Reproduce every entry exactly and leave its pictures out.

### [SUPPLIED INFORMATION]
○ ○ ○

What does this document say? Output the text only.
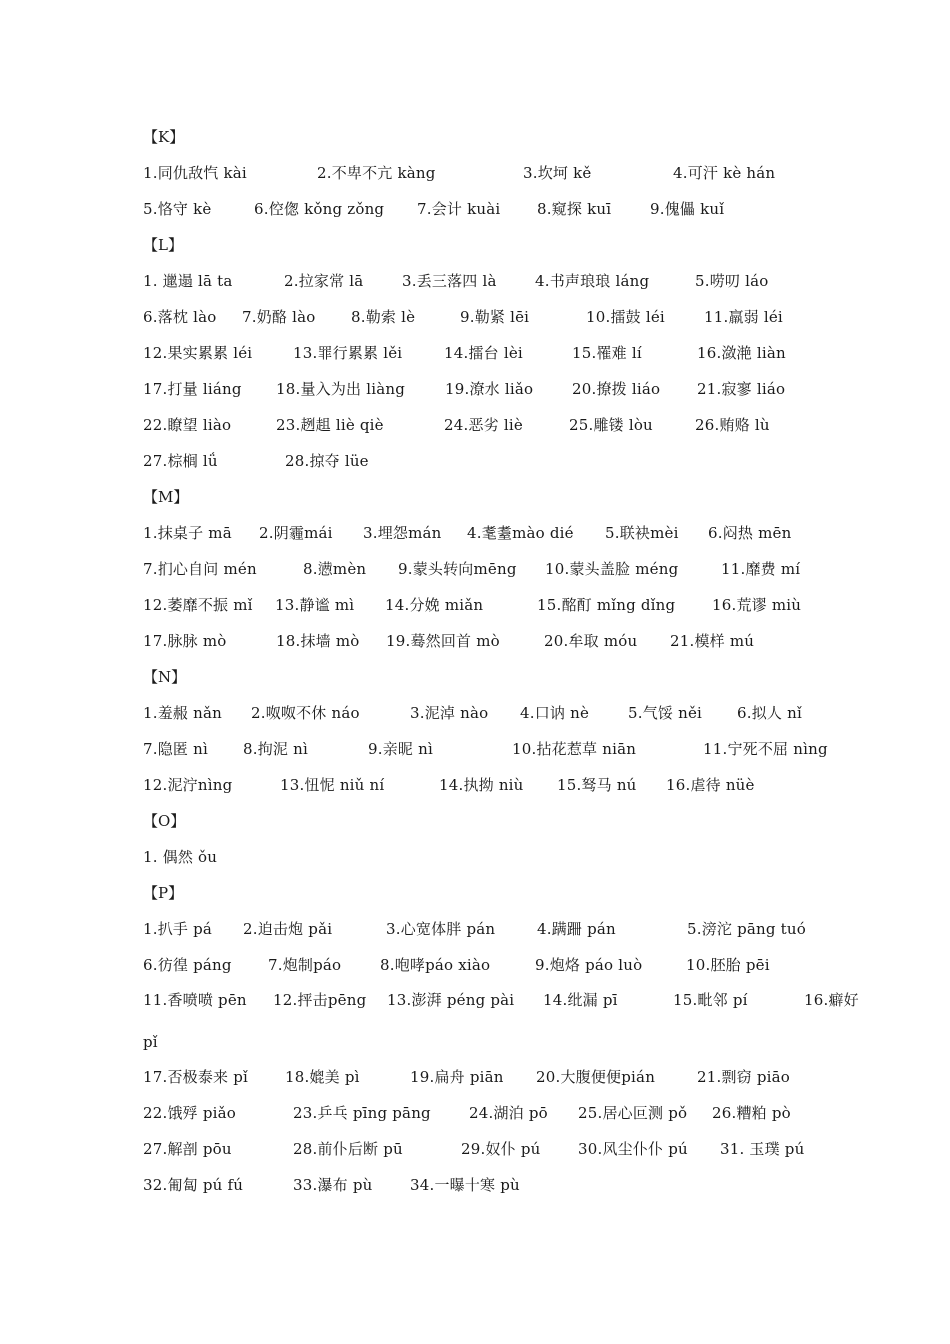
【K】
1.同仇敌忾 kài	2.不卑不亢 kàng	3.坎坷 kě	4.可汗 kè hán
5.恪守 kè	6.倥偬 kǒng zǒng 7.会计 kuài 8.窥探 kuī	9.傀儡 kuǐ
【L】
1. 邋遢 lā ta	2.拉家常 lā	3.丢三落四 là	4.书声琅琅 láng	5.唠叨 láo
6.落枕 lào 7.奶酪 lào 8.勒索 lè	9.勒紧 lēi	10.擂鼓 léi	11.羸弱 léi
12.果实累累 léi	13.罪行累累 lěi	14.擂台 lèi	15.罹难 lí	16.潋滟 liàn
17.打量 liáng 18.量入为出 liàng	19.潦水 liǎo	20.撩拨 liáo 21.寂寥 liáo
22.瞭望 liào	23.趔趄 liè qiè	24.恶劣 liè	25.雕镂 lòu	26.贿赂 lù
27.棕榈 lǘ	28.掠夺 lüe
【M】
1.抹桌子 mā 2.阴霾mái 3.埋怨mán 4.耄耋mào dié 5.联袂mèi 6.闷热 mēn
7.扪心自问 mén	8.懑mèn 9.蒙头转向mēng 10.蒙头盖脸 méng	11.靡费 mí
12.萎靡不振 mǐ 13.静谧 mì 14.分娩 miǎn	15.酩酊 mǐng dǐng 16.荒谬 miù
17.脉脉 mò	18.抹墙 mò 19.蓦然回首 mò	20.牟取 móu 21.模样 mú
【N】
1.羞赧 nǎn 2.呶呶不休 náo	3.泥淖 nào 4.口讷 nè	5.气馁 něi 6.拟人 nǐ
7.隐匿 nì 8.拘泥 nì	9.亲昵 nì	10.拈花惹草 niān	11.宁死不屈 nìng
12.泥泞nìng	13.忸怩 niǔ ní	14.执拗 niù 15.驽马 nú 16.虐待 nüè
【O】
1. 偶然 ǒu
【P】
1.扒手 pá 2.迫击炮 pǎi	3.心宽体胖 pán	4.蹒跚 pán	5.滂沱 pāng tuó
6.彷徨 páng 7.炮制páo	8.咆哮páo xiào	9.炮烙 páo luò	10.胚胎 pēi
11.香喷喷 pēn 12.抨击pēng 13.澎湃 péng pài 14.纰漏 pī	15.毗邻 pí	16.癖好
pǐ
17.否极泰来 pǐ 18.媲美 pì	19.扁舟 piān 20.大腹便便pián	21.剽窃 piāo
22.饿殍 piǎo	23.乒乓 pīng pāng	24.湖泊 pō 25.居心叵测 pǒ 26.糟粕 pò
27.解剖 pōu	28.前仆后断 pū	29.奴仆 pú	30.风尘仆仆 pú 31. 玉璞 pú
32.匍匐 pú fú	33.瀑布 pù	34.一曝十寒 pù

○ ○ ○

### [OUTPUT FOR THIS EXERCISE]
What does this document say? Output the text only.
【K】
1.同仇敌忾 kài	2.不卑不亢 kàng	3.坎坷 kě	4.可汗 kè hán
5.恪守 kè	6.倥偬 kǒng zǒng 7.会计 kuài 8.窥探 kuī	9.傀儡 kuǐ
【L】
1. 邋遢 lā ta	2.拉家常 lā	3.丢三落四 là	4.书声琅琅 láng	5.唠叨 láo
6.落枕 lào 7.奶酪 lào 8.勒索 lè	9.勒紧 lēi	10.擂鼓 léi	11.羸弱 léi
12.果实累累 léi	13.罪行累累 lěi	14.擂台 lèi	15.罹难 lí	16.潋滟 liàn
17.打量 liáng 18.量入为出 liàng	19.潦水 liǎo	20.撩拨 liáo 21.寂寥 liáo
22.瞭望 liào	23.趔趄 liè qiè	24.恶劣 liè	25.雕镂 lòu	26.贿赂 lù
27.棕榈 lǘ	28.掠夺 lüe
【M】
1.抹桌子 mā 2.阴霾mái 3.埋怨mán 4.耄耋mào dié 5.联袂mèi 6.闷热 mēn
7.扪心自问 mén	8.懑mèn 9.蒙头转向mēng 10.蒙头盖脸 méng	11.靡费 mí
12.萎靡不振 mǐ 13.静谧 mì 14.分娩 miǎn	15.酩酊 mǐng dǐng 16.荒谬 miù
17.脉脉 mò	18.抹墙 mò 19.蓦然回首 mò	20.牟取 móu 21.模样 mú
【N】
1.羞赧 nǎn 2.呶呶不休 náo	3.泥淖 nào 4.口讷 nè	5.气馁 něi 6.拟人 nǐ
7.隐匿 nì 8.拘泥 nì	9.亲昵 nì	10.拈花惹草 niān	11.宁死不屈 nìng
12.泥泞nìng	13.忸怩 niǔ ní	14.执拗 niù 15.驽马 nú 16.虐待 nüè
【O】
1. 偶然 ǒu
【P】
1.扒手 pá 2.迫击炮 pǎi	3.心宽体胖 pán	4.蹒跚 pán	5.滂沱 pāng tuó
6.彷徨 páng 7.炮制páo	8.咆哮páo xiào	9.炮烙 páo luò	10.胚胎 pēi
11.香喷喷 pēn 12.抨击pēng 13.澎湃 péng pài 14.纰漏 pī	15.毗邻 pí	16.癖好
pǐ
17.否极泰来 pǐ 18.媲美 pì	19.扁舟 piān 20.大腹便便pián	21.剽窃 piāo
22.饿殍 piǎo	23.乒乓 pīng pāng	24.湖泊 pō 25.居心叵测 pǒ 26.糟粕 pò
27.解剖 pōu	28.前仆后断 pū	29.奴仆 pú	30.风尘仆仆 pú 31. 玉璞 pú
32.匍匐 pú fú	33.瀑布 pù	34.一曝十寒 pù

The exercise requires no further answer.